## DATA PROVIDED
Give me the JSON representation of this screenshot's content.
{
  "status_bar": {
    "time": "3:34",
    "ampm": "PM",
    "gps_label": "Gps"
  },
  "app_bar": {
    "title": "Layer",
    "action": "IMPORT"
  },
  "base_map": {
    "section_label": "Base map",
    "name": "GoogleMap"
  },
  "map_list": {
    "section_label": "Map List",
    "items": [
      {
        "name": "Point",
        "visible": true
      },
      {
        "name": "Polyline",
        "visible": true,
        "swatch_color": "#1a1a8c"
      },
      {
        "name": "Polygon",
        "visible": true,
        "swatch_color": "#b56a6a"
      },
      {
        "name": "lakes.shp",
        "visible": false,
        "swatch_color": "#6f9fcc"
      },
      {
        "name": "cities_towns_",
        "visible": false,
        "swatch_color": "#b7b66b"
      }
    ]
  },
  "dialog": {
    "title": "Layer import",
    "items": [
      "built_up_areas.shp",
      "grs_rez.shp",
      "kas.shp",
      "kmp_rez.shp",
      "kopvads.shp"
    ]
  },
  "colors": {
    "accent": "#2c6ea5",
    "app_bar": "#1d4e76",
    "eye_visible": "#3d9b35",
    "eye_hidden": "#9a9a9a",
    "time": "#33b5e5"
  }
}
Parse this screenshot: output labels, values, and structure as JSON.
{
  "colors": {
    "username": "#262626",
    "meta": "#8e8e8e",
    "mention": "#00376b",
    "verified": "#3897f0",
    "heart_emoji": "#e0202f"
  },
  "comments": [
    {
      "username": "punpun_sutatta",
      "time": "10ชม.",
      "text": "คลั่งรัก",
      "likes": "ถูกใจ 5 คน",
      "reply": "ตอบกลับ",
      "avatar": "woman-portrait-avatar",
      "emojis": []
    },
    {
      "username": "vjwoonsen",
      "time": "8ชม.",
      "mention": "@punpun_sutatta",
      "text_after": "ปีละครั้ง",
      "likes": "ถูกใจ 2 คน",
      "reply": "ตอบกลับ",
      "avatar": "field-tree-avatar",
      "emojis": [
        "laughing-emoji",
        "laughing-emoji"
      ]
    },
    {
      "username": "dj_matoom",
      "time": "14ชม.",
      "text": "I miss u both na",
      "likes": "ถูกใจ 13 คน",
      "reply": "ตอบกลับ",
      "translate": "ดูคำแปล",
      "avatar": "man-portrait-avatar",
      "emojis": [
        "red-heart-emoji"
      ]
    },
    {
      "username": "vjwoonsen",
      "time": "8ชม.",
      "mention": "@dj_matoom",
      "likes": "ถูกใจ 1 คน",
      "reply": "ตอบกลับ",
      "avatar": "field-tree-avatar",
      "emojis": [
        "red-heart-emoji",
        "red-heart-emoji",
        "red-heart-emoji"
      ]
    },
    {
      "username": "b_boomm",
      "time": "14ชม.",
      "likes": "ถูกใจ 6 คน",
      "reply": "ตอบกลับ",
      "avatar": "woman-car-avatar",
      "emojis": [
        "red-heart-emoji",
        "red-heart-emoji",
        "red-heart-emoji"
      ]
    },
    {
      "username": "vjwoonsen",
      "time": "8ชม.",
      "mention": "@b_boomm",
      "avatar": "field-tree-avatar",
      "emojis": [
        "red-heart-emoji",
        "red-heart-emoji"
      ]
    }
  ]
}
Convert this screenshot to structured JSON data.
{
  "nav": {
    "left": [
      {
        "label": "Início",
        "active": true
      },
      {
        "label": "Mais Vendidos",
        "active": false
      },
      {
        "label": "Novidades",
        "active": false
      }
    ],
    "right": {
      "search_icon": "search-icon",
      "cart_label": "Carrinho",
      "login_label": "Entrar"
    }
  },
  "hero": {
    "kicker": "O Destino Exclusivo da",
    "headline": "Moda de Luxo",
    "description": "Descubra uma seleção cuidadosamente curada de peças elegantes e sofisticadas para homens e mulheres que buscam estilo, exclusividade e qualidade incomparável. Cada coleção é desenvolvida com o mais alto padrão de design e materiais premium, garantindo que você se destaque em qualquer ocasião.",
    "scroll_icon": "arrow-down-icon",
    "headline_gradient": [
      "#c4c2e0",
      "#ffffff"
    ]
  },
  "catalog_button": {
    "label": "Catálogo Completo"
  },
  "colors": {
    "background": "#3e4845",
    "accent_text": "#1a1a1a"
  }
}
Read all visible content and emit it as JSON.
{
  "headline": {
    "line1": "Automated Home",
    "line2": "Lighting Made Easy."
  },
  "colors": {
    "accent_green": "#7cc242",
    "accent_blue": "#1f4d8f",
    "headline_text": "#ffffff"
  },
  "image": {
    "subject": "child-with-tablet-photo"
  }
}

## EXERCISE AIM
From the records, copy every line that has the string "woman" in it.

## THE OUTPUT
      "avatar": "woman-portrait-avatar",
      "avatar": "woman-car-avatar",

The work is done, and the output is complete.